Dataset content ->

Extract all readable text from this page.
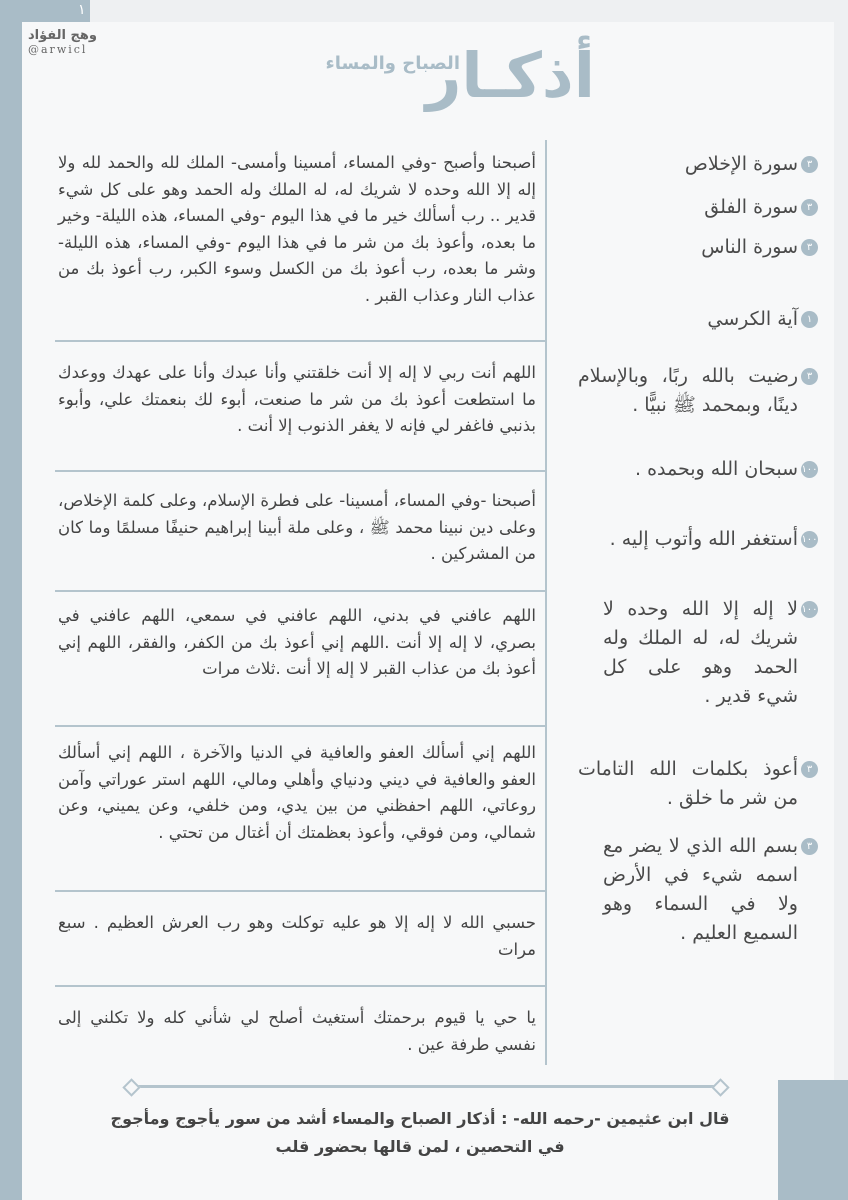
١
وهج الفؤاد
@arwicl	أذكـار
الصباح والمساء
أصبحنا وأصبح -وفي المساء، أمسينا وأمسى- الملك لله والحمد لله ولا إله إلا الله وحده لا شريك له، له الملك وله الحمد وهو على كل شيء قدير .. رب أسألك خير ما في هذا اليوم -وفي المساء، هذه الليلة- وخير ما بعده، وأعوذ بك من شر ما في هذا اليوم -وفي المساء، هذه الليلة- وشر ما بعده، رب أعوذ بك من الكسل وسوء الكبر، رب أعوذ بك من عذاب النار وعذاب القبر .
اللهم أنت ربي لا إله إلا أنت خلقتني وأنا عبدك وأنا على عهدك ووعدك ما استطعت أعوذ بك من شر ما صنعت، أبوء لك بنعمتك علي، وأبوء بذنبي فاغفر لي فإنه لا يغفر الذنوب إلا أنت .
أصبحنا -وفي المساء، أمسينا- على فطرة الإسلام، وعلى كلمة الإخلاص، وعلى دين نبينا محمد ﷺ ، وعلى ملة أبينا إبراهيم حنيفًا مسلمًا وما كان من المشركين .
اللهم عافني في بدني، اللهم عافني في سمعي، اللهم عافني في بصري، لا إله إلا أنت .اللهم إني أعوذ بك من الكفر، والفقر، اللهم إني أعوذ بك من عذاب القبر لا إله إلا أنت .ثلاث مرات
اللهم إني أسألك العفو والعافية في الدنيا والآخرة ، اللهم إني أسألك العفو والعافية في ديني ودنياي وأهلي ومالي، اللهم استر عوراتي وآمن روعاتي، اللهم احفظني من بين يدي، ومن خلفي، وعن يميني، وعن شمالي، ومن فوقي، وأعوذ بعظمتك أن أغتال من تحتي .
حسبي الله لا إله إلا هو عليه توكلت وهو رب العرش العظيم . سبع مرات
يا حي يا قيوم برحمتك أستغيث أصلح لي شأني كله ولا تكلني إلى نفسي طرفة عين .
٣
سورة الإخلاص
٣
سورة الفلق
٣
سورة الناس
١
آية الكرسي
٣
رضيت بالله ربًا، وبالإسلام دينًا، وبمحمد ﷺ نبيًّا .
١٠٠
سبحان الله وبحمده .
١٠٠
أستغفر الله وأتوب إليه .
١٠٠
لا إله إلا الله وحده لا شريك له، له الملك وله الحمد وهو على كل شيء قدير .
٣
أعوذ بكلمات الله التامات من شر ما خلق .
٣
بسم الله الذي لا يضر مع اسمه شيء في الأرض ولا في السماء وهو السميع العليم .
قال ابن عثيمين -رحمه الله- : أذكار الصباح والمساء أشد من سور يأجوج ومأجوج في التحصين ، لمن قالها بحضور قلب
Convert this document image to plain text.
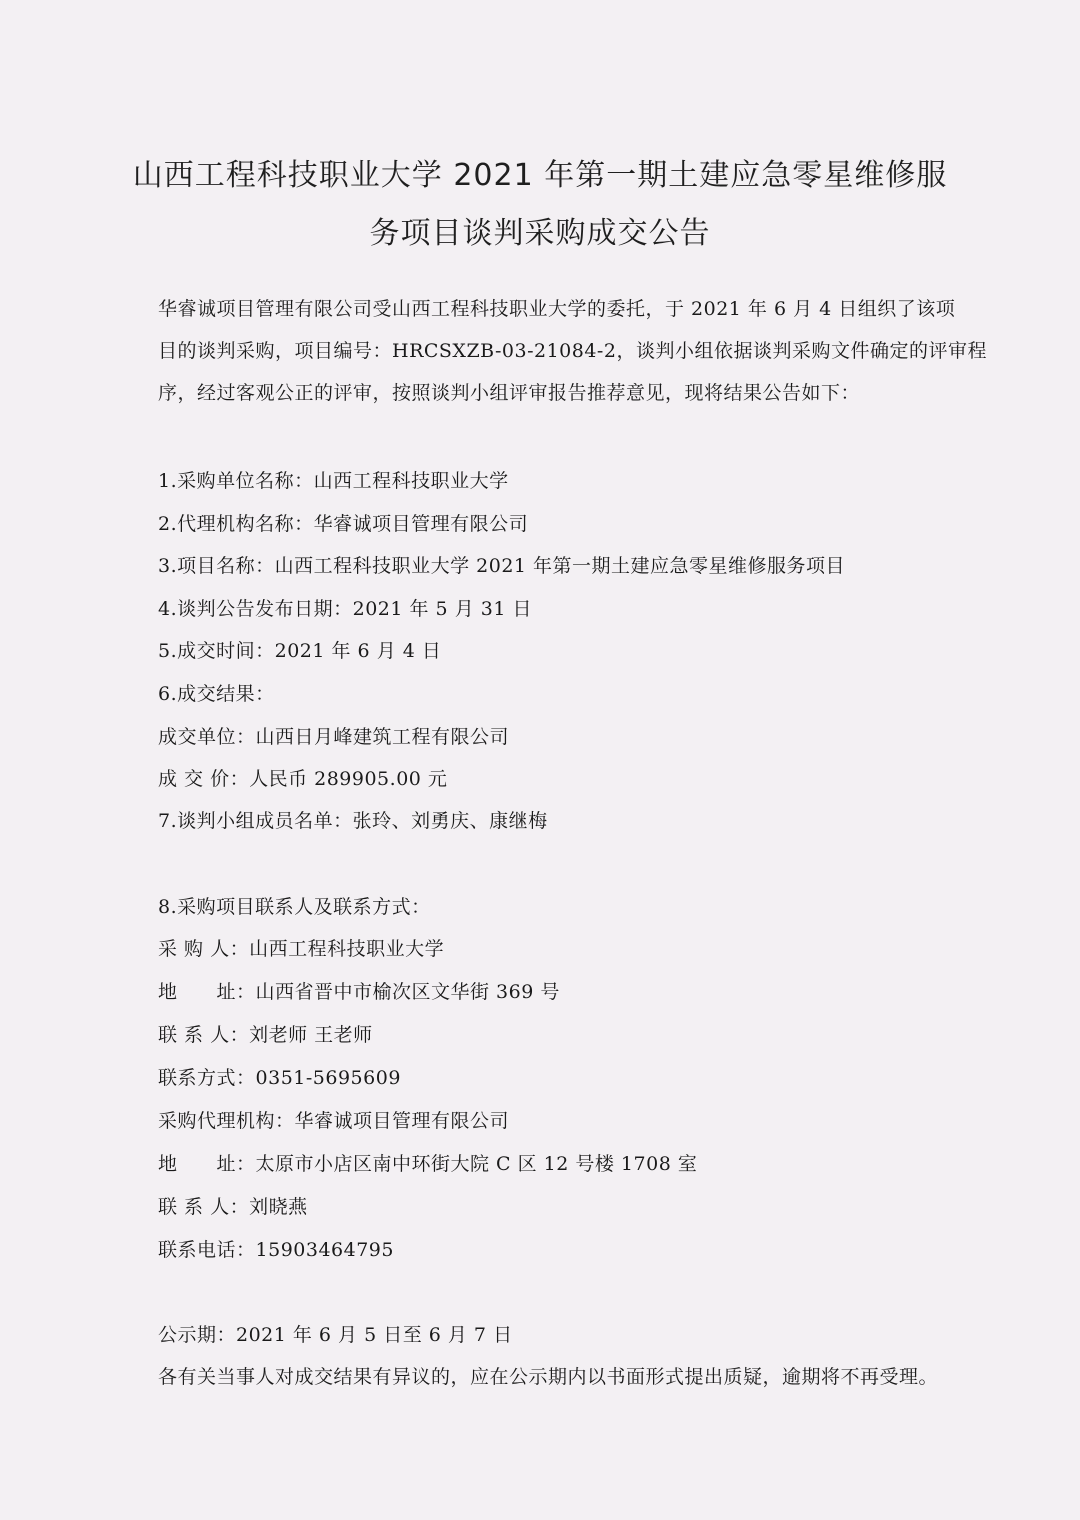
山西工程科技职业大学 2021 年第一期土建应急零星维修服
务项目谈判采购成交公告
华睿诚项目管理有限公司受山西工程科技职业大学的委托，于 2021 年 6 月 4 日组织了该项
目的谈判采购，项目编号：HRCSXZB-03-21084-2，谈判小组依据谈判采购文件确定的评审程
序，经过客观公正的评审，按照谈判小组评审报告推荐意见，现将结果公告如下：
1.采购单位名称：山西工程科技职业大学
2.代理机构名称：华睿诚项目管理有限公司
3.项目名称：山西工程科技职业大学 2021 年第一期土建应急零星维修服务项目
4.谈判公告发布日期：2021 年 5 月 31 日
5.成交时间：2021 年 6 月 4 日
6.成交结果：
成交单位：山西日月峰建筑工程有限公司
成 交 价：人民币 289905.00 元
7.谈判小组成员名单：张玲、刘勇庆、康继梅
8.采购项目联系人及联系方式：
采 购 人：山西工程科技职业大学
地　　址：山西省晋中市榆次区文华街 369 号
联 系 人：刘老师 王老师
联系方式：0351-5695609
采购代理机构：华睿诚项目管理有限公司
地　　址：太原市小店区南中环街大院 C 区 12 号楼 1708 室
联 系 人：刘晓燕
联系电话：15903464795
公示期：2021 年 6 月 5 日至 6 月 7 日
各有关当事人对成交结果有异议的，应在公示期内以书面形式提出质疑，逾期将不再受理。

Stated task -> From the listing above, copy every line that holds the string "والمساء".

Solved problem ->
الصباح والمساء
قال ابن عثيمين -رحمه الله- : أذكار الصباح والمساء أشد من سور يأجوج ومأجوج في التحصين ، لمن قالها بحضور قلب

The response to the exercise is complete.